_PROBLEM REQUIREMENTS_. Select lines where the word "color" appears.

(Records from a collection of figures)
□ □ □
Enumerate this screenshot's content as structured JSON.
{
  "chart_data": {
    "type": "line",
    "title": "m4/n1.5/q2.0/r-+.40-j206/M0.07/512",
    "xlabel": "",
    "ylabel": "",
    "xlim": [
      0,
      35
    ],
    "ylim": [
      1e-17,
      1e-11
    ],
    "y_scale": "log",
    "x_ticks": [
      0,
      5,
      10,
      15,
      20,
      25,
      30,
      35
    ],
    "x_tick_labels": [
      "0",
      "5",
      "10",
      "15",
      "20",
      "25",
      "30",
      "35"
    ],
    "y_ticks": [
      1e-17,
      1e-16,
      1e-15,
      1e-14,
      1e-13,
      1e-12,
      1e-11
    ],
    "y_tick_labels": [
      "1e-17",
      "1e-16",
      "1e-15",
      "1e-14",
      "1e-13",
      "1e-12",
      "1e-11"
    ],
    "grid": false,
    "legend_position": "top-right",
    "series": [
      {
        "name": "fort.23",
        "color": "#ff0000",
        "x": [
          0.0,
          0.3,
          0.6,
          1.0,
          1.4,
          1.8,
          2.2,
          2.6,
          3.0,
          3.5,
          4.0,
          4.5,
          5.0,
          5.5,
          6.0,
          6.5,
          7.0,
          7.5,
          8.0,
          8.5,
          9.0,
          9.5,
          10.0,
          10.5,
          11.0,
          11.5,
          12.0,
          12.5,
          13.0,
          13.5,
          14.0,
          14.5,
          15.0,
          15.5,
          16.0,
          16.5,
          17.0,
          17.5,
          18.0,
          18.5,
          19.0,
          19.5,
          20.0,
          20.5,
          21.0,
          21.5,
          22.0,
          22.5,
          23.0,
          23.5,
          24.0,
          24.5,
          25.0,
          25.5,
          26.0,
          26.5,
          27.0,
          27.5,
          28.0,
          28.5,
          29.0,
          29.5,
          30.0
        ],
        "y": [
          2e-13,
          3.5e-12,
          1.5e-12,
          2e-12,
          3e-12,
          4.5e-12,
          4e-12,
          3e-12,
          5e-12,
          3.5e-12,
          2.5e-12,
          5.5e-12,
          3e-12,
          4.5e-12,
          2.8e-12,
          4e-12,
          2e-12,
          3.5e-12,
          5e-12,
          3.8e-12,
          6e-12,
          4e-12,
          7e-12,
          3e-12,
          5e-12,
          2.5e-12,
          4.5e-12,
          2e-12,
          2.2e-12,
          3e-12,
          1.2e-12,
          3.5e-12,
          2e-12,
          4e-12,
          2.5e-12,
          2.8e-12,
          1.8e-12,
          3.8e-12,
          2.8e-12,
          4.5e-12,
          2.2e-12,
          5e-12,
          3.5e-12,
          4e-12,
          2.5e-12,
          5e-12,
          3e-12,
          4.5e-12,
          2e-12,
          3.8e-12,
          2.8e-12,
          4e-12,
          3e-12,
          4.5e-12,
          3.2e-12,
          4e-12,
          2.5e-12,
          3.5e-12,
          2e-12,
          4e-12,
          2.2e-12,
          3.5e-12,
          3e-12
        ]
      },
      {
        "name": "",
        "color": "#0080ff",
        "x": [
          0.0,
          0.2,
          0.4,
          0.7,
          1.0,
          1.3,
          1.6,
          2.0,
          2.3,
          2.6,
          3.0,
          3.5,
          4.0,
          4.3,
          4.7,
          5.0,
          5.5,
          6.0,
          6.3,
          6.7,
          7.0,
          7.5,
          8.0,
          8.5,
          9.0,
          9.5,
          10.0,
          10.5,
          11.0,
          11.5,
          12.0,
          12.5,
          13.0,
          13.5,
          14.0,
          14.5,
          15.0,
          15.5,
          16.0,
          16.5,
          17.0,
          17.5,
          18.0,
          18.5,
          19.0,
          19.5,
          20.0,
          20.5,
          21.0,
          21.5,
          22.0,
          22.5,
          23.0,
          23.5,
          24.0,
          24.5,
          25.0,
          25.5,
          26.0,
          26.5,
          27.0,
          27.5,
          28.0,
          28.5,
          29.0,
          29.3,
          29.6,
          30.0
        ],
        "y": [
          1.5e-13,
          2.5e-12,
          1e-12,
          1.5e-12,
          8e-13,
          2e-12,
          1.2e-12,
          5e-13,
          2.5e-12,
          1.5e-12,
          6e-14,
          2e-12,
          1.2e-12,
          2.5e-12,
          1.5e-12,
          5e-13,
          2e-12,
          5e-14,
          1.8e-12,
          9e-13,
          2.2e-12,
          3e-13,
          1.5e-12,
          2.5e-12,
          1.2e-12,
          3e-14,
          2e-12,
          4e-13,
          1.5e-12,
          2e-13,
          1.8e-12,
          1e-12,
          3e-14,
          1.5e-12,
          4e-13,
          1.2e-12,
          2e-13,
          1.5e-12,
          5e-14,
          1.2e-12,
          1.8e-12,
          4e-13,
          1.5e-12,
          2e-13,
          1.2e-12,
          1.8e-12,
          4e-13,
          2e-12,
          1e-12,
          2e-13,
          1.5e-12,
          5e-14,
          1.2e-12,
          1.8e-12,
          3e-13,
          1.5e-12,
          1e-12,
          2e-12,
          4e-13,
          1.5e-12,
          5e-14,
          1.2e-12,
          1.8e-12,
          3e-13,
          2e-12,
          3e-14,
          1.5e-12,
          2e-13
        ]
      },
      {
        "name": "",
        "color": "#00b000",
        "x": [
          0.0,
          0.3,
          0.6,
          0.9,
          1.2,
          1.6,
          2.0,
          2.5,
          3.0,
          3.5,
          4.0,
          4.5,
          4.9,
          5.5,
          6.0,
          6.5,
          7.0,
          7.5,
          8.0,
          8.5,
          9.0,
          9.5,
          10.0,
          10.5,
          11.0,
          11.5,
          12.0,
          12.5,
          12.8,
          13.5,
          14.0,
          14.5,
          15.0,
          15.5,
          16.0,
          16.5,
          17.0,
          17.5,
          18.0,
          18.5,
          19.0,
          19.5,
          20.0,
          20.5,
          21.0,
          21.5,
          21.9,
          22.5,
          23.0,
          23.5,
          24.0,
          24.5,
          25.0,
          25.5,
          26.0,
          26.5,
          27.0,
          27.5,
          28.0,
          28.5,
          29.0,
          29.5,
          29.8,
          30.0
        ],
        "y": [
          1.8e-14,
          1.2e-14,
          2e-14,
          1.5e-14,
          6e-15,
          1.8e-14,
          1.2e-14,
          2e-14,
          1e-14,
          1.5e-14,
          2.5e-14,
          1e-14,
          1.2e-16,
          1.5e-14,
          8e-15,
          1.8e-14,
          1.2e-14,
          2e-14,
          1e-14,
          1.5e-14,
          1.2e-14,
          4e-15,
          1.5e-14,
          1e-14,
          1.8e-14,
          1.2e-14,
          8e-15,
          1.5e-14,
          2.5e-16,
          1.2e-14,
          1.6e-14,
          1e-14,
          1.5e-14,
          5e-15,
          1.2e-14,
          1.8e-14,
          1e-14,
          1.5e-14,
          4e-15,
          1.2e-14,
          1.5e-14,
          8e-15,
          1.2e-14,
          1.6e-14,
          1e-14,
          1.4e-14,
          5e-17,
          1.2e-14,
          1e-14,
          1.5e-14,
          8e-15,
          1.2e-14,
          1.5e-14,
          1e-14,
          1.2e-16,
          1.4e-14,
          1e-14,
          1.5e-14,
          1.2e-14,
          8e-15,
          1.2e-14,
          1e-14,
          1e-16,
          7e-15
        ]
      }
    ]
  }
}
□ □ □
_THE RESPONSE_.
        "color": "#ff0000",
        "color": "#0080ff",
        "color": "#00b000",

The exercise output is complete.